GIVEN TASK
Give the data again exactly as written, skipping any pictures.

TASK MATERIAL
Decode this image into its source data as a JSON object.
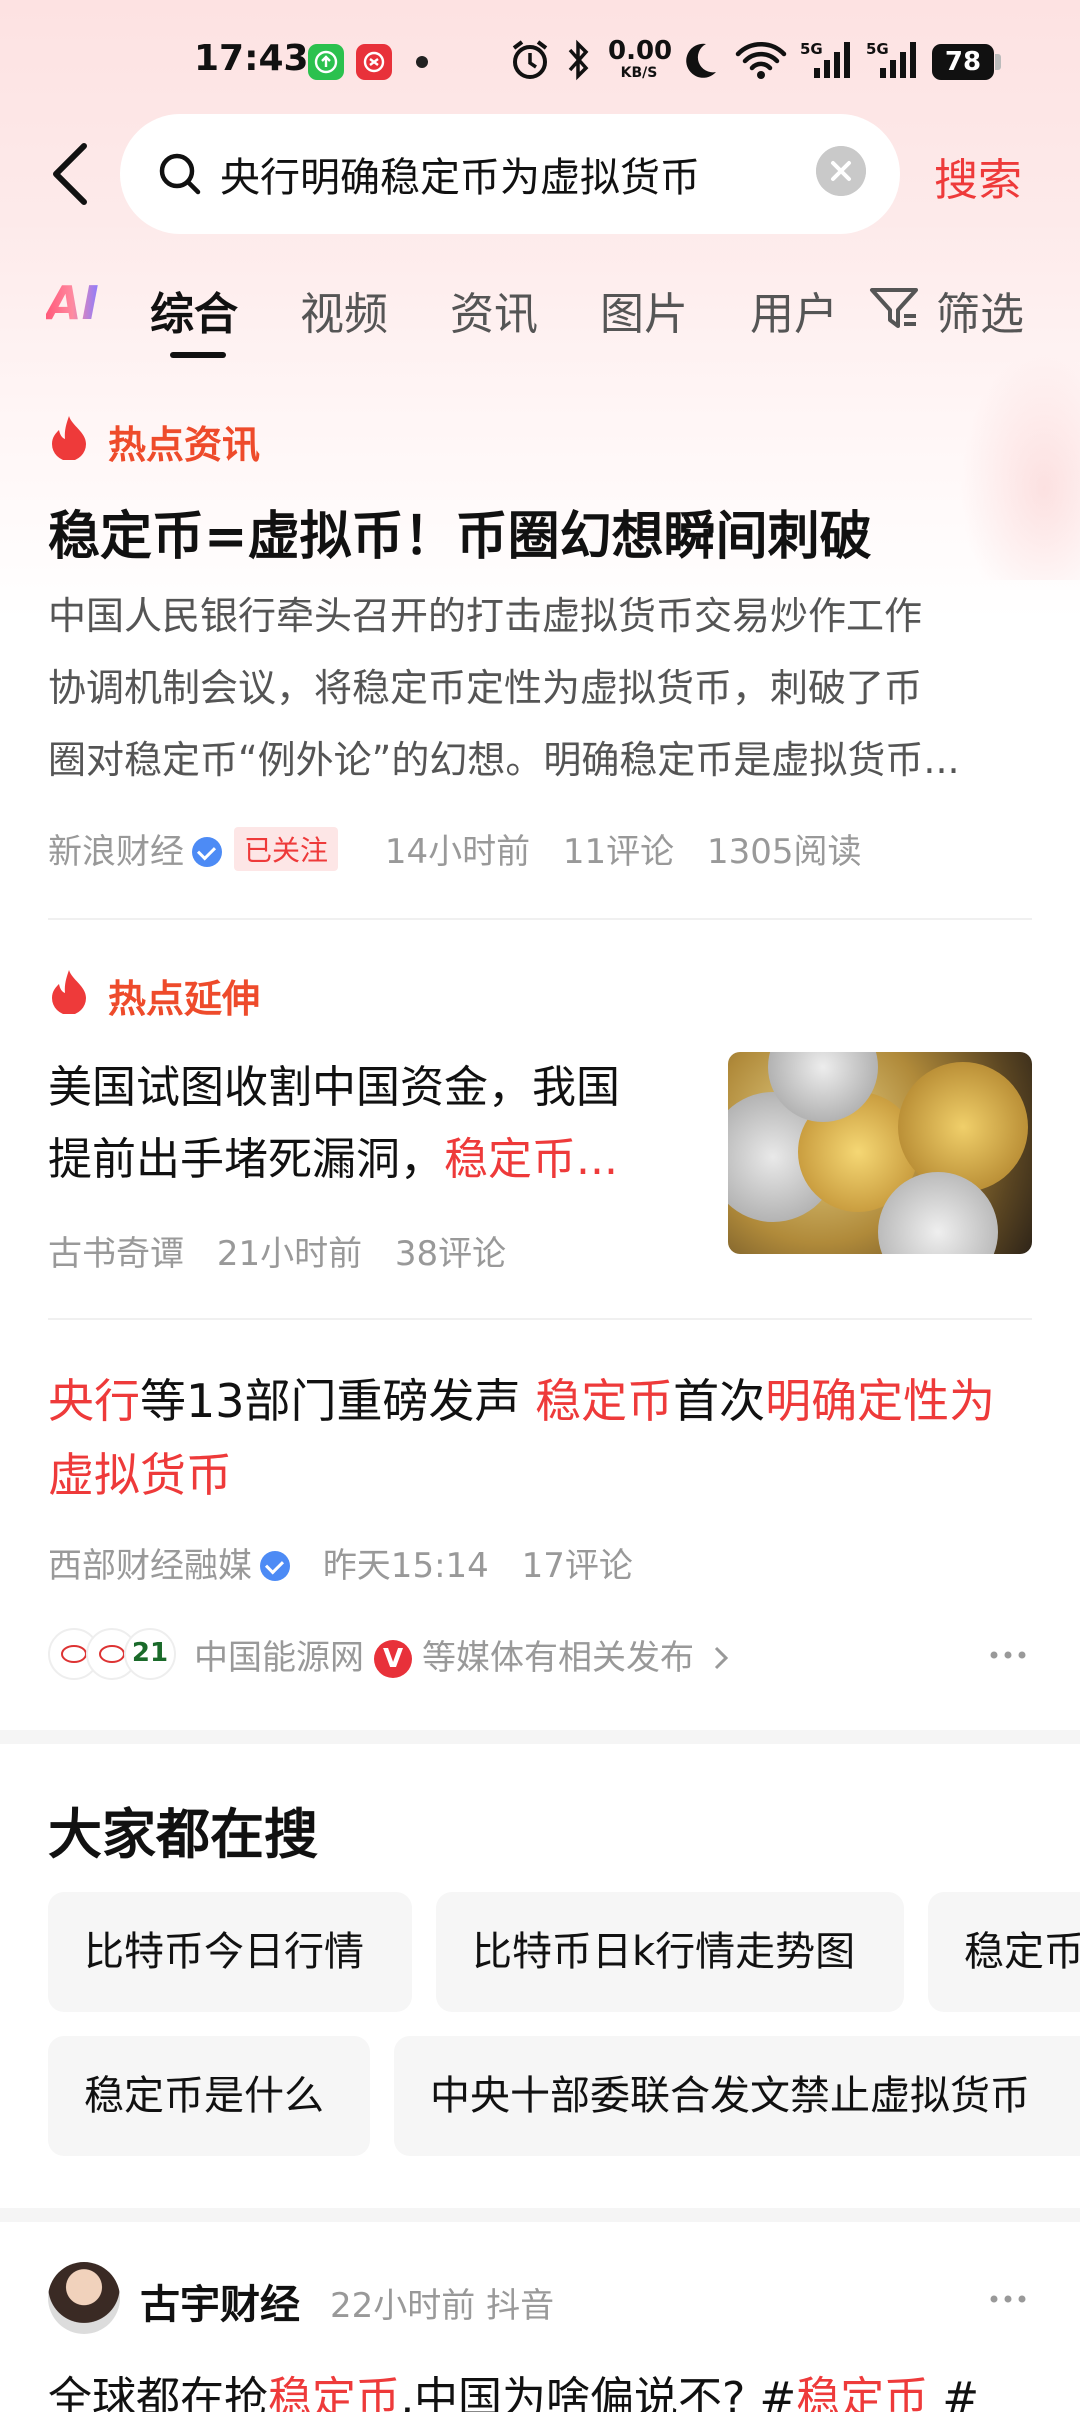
{
  "status_bar": {
    "time": "17:43",
    "net_speed_value": "0.00",
    "net_speed_unit": "KB/S",
    "sim1": "5G",
    "sim2": "5G",
    "battery": "78"
  },
  "search": {
    "query": "央行明确稳定币为虚拟货币",
    "button_label": "搜索"
  },
  "tabs": [
    {
      "label": "AI"
    },
    {
      "label": "综合"
    },
    {
      "label": "视频"
    },
    {
      "label": "资讯"
    },
    {
      "label": "图片"
    },
    {
      "label": "用户"
    },
    {
      "label": "筛选"
    }
  ],
  "hot_news": {
    "section_label": "热点资讯",
    "headline": "稳定币=虚拟币！币圈幻想瞬间刺破",
    "summary_lines": [
      "中国人民银行牵头召开的打击虚拟货币交易炒作工作",
      "协调机制会议，将稳定币定性为虚拟货币，刺破了币",
      "圈对稳定币“例外论”的幻想。明确稳定币是虚拟货币..."
    ],
    "source": "新浪财经",
    "follow_badge": "已关注",
    "time": "14小时前",
    "comments": "11评论",
    "reads": "1305阅读"
  },
  "extension": {
    "section_label": "热点延伸",
    "title_line1": "美国试图收割中国资金，我国",
    "title_line2_plain": "提前出手堵死漏洞，",
    "title_line2_highlight": "稳定币...",
    "source": "古书奇谭",
    "time": "21小时前",
    "comments": "38评论"
  },
  "news3": {
    "seg1_red": "央行",
    "seg2": "等13部门重磅发声 ",
    "seg3_red": "稳定币",
    "seg4": "首次",
    "seg5_red": "明确定性为",
    "line2_red": "虚拟货币",
    "source": "西部财经融媒",
    "time": "昨天15:14",
    "comments": "17评论",
    "related_media": "中国能源网",
    "related_badge": "V",
    "related_suffix": "等媒体有相关发布",
    "avatar3_text": "21"
  },
  "everyone_searching": {
    "title": "大家都在搜",
    "row1": [
      "比特币今日行情",
      "比特币日k行情走势图",
      "稳定币"
    ],
    "row2": [
      "稳定币是什么",
      "中央十部委联合发文禁止虚拟货币"
    ]
  },
  "post": {
    "author": "古宇财经",
    "meta": "22小时前 抖音",
    "text_parts": [
      "全球都在抢",
      "稳定币",
      ",中国为啥偏说不? #",
      "稳定币",
      " #"
    ]
  },
  "colors": {
    "accent_red": "#ee3a3a",
    "label_orange": "#ee4b2b",
    "verified_blue": "#4d8bf5"
  },
  "icons": [
    "back-arrow-icon",
    "search-icon",
    "clear-icon",
    "filter-icon",
    "flame-icon",
    "verified-icon",
    "more-icon",
    "chevron-right-icon",
    "alarm-icon",
    "bluetooth-icon",
    "moon-icon",
    "wifi-icon",
    "signal-icon",
    "battery-icon"
  ]
}
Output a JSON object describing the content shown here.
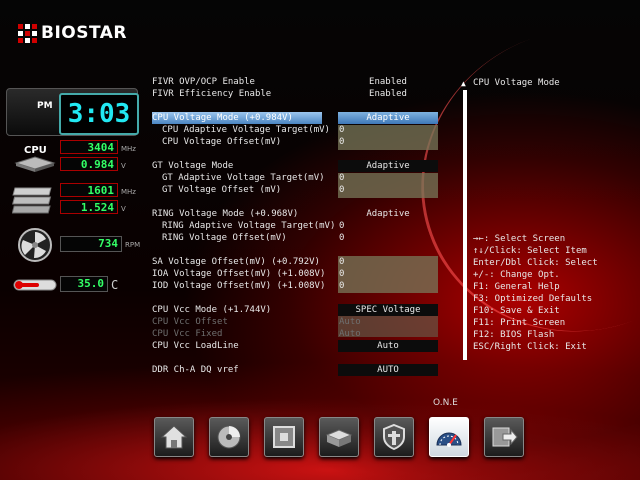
{
  "brand": {
    "name": "BIOSTAR"
  },
  "monitor": {
    "clock": {
      "period": "PM",
      "time": "3:03"
    },
    "cpu": {
      "label": "CPU",
      "freq": "3404",
      "freq_unit": "MHz",
      "volt": "0.984",
      "volt_unit": "V"
    },
    "memory": {
      "freq": "1601",
      "freq_unit": "MHz",
      "volt": "1.524",
      "volt_unit": "V"
    },
    "fan": {
      "speed": "734",
      "unit": "RPM"
    },
    "temp": {
      "value": "35.0",
      "unit": "C"
    }
  },
  "settings": [
    {
      "label": "FIVR OVP/OCP Enable",
      "value": "Enabled"
    },
    {
      "label": "FIVR Efficiency Enable",
      "value": "Enabled"
    },
    {
      "label": "CPU Voltage Mode (+0.984V)",
      "value": "Adaptive"
    },
    {
      "label": "CPU Adaptive Voltage Target(mV)",
      "value": "0"
    },
    {
      "label": "CPU Voltage Offset(mV)",
      "value": "0"
    },
    {
      "label": "GT Voltage Mode",
      "value": "Adaptive"
    },
    {
      "label": "GT Adaptive Voltage Target(mV)",
      "value": "0"
    },
    {
      "label": "GT Voltage Offset (mV)",
      "value": "0"
    },
    {
      "label": "RING Voltage Mode (+0.968V)",
      "value": "Adaptive"
    },
    {
      "label": "RING Adaptive Voltage Target(mV)",
      "value": "0"
    },
    {
      "label": "RING Voltage Offset(mV)",
      "value": "0"
    },
    {
      "label": "SA Voltage Offset(mV) (+0.792V)",
      "value": "0"
    },
    {
      "label": "IOA Voltage Offset(mV) (+1.008V)",
      "value": "0"
    },
    {
      "label": "IOD Voltage Offset(mV) (+1.008V)",
      "value": "0"
    },
    {
      "label": "CPU Vcc Mode (+1.744V)",
      "value": "SPEC Voltage"
    },
    {
      "label": "CPU Vcc Offset",
      "value": "Auto"
    },
    {
      "label": "CPU Vcc Fixed",
      "value": "Auto"
    },
    {
      "label": "CPU Vcc LoadLine",
      "value": "Auto"
    },
    {
      "label": "DDR Ch-A DQ vref",
      "value": "AUTO"
    }
  ],
  "help": {
    "title": "CPU Voltage Mode",
    "keys": [
      "→←: Select Screen",
      "↑↓/Click: Select Item",
      "Enter/Dbl Click: Select",
      "+/-: Change Opt.",
      "F1: General Help",
      "F3: Optimized Defaults",
      "F10: Save & Exit",
      "F11: Print Screen",
      "F12: BIOS Flash",
      "ESC/Right Click: Exit"
    ]
  },
  "dock": {
    "active_label": "O.N.E",
    "items": [
      "home-icon",
      "disc-icon",
      "chip-icon",
      "drive-icon",
      "shield-icon",
      "gauge-icon",
      "exit-icon"
    ]
  },
  "colors": {
    "accent_red": "#d00000",
    "clock_cyan": "#22e8f2",
    "lcd_green": "#33ff66",
    "select_blue": "#4b86c2"
  }
}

EXERCISE SOLUTION
Decode this image into its source data as a JSON object.
{
  "status_bar": {
    "time": "17:43",
    "net_speed_value": "0.00",
    "net_speed_unit": "KB/S",
    "sim1": "5G",
    "sim2": "5G",
    "battery": "78"
  },
  "search": {
    "query": "央行明确稳定币为虚拟货币",
    "button_label": "搜索"
  },
  "tabs": [
    {
      "label": "AI"
    },
    {
      "label": "综合"
    },
    {
      "label": "视频"
    },
    {
      "label": "资讯"
    },
    {
      "label": "图片"
    },
    {
      "label": "用户"
    },
    {
      "label": "筛选"
    }
  ],
  "hot_news": {
    "section_label": "热点资讯",
    "headline": "稳定币=虚拟币！币圈幻想瞬间刺破",
    "summary_lines": [
      "中国人民银行牵头召开的打击虚拟货币交易炒作工作",
      "协调机制会议，将稳定币定性为虚拟货币，刺破了币",
      "圈对稳定币“例外论”的幻想。明确稳定币是虚拟货币..."
    ],
    "source": "新浪财经",
    "follow_badge": "已关注",
    "time": "14小时前",
    "comments": "11评论",
    "reads": "1305阅读"
  },
  "extension": {
    "section_label": "热点延伸",
    "title_line1": "美国试图收割中国资金，我国",
    "title_line2_plain": "提前出手堵死漏洞，",
    "title_line2_highlight": "稳定币...",
    "source": "古书奇谭",
    "time": "21小时前",
    "comments": "38评论"
  },
  "news3": {
    "seg1_red": "央行",
    "seg2": "等13部门重磅发声 ",
    "seg3_red": "稳定币",
    "seg4": "首次",
    "seg5_red": "明确定性为",
    "line2_red": "虚拟货币",
    "source": "西部财经融媒",
    "time": "昨天15:14",
    "comments": "17评论",
    "related_media": "中国能源网",
    "related_badge": "V",
    "related_suffix": "等媒体有相关发布",
    "avatar3_text": "21"
  },
  "everyone_searching": {
    "title": "大家都在搜",
    "row1": [
      "比特币今日行情",
      "比特币日k行情走势图",
      "稳定币"
    ],
    "row2": [
      "稳定币是什么",
      "中央十部委联合发文禁止虚拟货币"
    ]
  },
  "post": {
    "author": "古宇财经",
    "meta": "22小时前 抖音",
    "text_parts": [
      "全球都在抢",
      "稳定币",
      ",中国为啥偏说不? #",
      "稳定币",
      " #"
    ]
  },
  "colors": {
    "accent_red": "#ee3a3a",
    "label_orange": "#ee4b2b",
    "verified_blue": "#4d8bf5"
  },
  "icons": [
    "back-arrow-icon",
    "search-icon",
    "clear-icon",
    "filter-icon",
    "flame-icon",
    "verified-icon",
    "more-icon",
    "chevron-right-icon",
    "alarm-icon",
    "bluetooth-icon",
    "moon-icon",
    "wifi-icon",
    "signal-icon",
    "battery-icon"
  ]
}
Output a JSON object describing the content shown here.
{
  "brand": {
    "name": "BIOSTAR"
  },
  "monitor": {
    "clock": {
      "period": "PM",
      "time": "3:03"
    },
    "cpu": {
      "label": "CPU",
      "freq": "3404",
      "freq_unit": "MHz",
      "volt": "0.984",
      "volt_unit": "V"
    },
    "memory": {
      "freq": "1601",
      "freq_unit": "MHz",
      "volt": "1.524",
      "volt_unit": "V"
    },
    "fan": {
      "speed": "734",
      "unit": "RPM"
    },
    "temp": {
      "value": "35.0",
      "unit": "C"
    }
  },
  "settings": [
    {
      "label": "FIVR OVP/OCP Enable",
      "value": "Enabled"
    },
    {
      "label": "FIVR Efficiency Enable",
      "value": "Enabled"
    },
    {
      "label": "CPU Voltage Mode (+0.984V)",
      "value": "Adaptive"
    },
    {
      "label": "CPU Adaptive Voltage Target(mV)",
      "value": "0"
    },
    {
      "label": "CPU Voltage Offset(mV)",
      "value": "0"
    },
    {
      "label": "GT Voltage Mode",
      "value": "Adaptive"
    },
    {
      "label": "GT Adaptive Voltage Target(mV)",
      "value": "0"
    },
    {
      "label": "GT Voltage Offset (mV)",
      "value": "0"
    },
    {
      "label": "RING Voltage Mode (+0.968V)",
      "value": "Adaptive"
    },
    {
      "label": "RING Adaptive Voltage Target(mV)",
      "value": "0"
    },
    {
      "label": "RING Voltage Offset(mV)",
      "value": "0"
    },
    {
      "label": "SA Voltage Offset(mV) (+0.792V)",
      "value": "0"
    },
    {
      "label": "IOA Voltage Offset(mV) (+1.008V)",
      "value": "0"
    },
    {
      "label": "IOD Voltage Offset(mV) (+1.008V)",
      "value": "0"
    },
    {
      "label": "CPU Vcc Mode (+1.744V)",
      "value": "SPEC Voltage"
    },
    {
      "label": "CPU Vcc Offset",
      "value": "Auto"
    },
    {
      "label": "CPU Vcc Fixed",
      "value": "Auto"
    },
    {
      "label": "CPU Vcc LoadLine",
      "value": "Auto"
    },
    {
      "label": "DDR Ch-A DQ vref",
      "value": "AUTO"
    }
  ],
  "help": {
    "title": "CPU Voltage Mode",
    "keys": [
      "→←: Select Screen",
      "↑↓/Click: Select Item",
      "Enter/Dbl Click: Select",
      "+/-: Change Opt.",
      "F1: General Help",
      "F3: Optimized Defaults",
      "F10: Save & Exit",
      "F11: Print Screen",
      "F12: BIOS Flash",
      "ESC/Right Click: Exit"
    ]
  },
  "dock": {
    "active_label": "O.N.E",
    "items": [
      "home-icon",
      "disc-icon",
      "chip-icon",
      "drive-icon",
      "shield-icon",
      "gauge-icon",
      "exit-icon"
    ]
  },
  "colors": {
    "accent_red": "#d00000",
    "clock_cyan": "#22e8f2",
    "lcd_green": "#33ff66",
    "select_blue": "#4b86c2"
  }
}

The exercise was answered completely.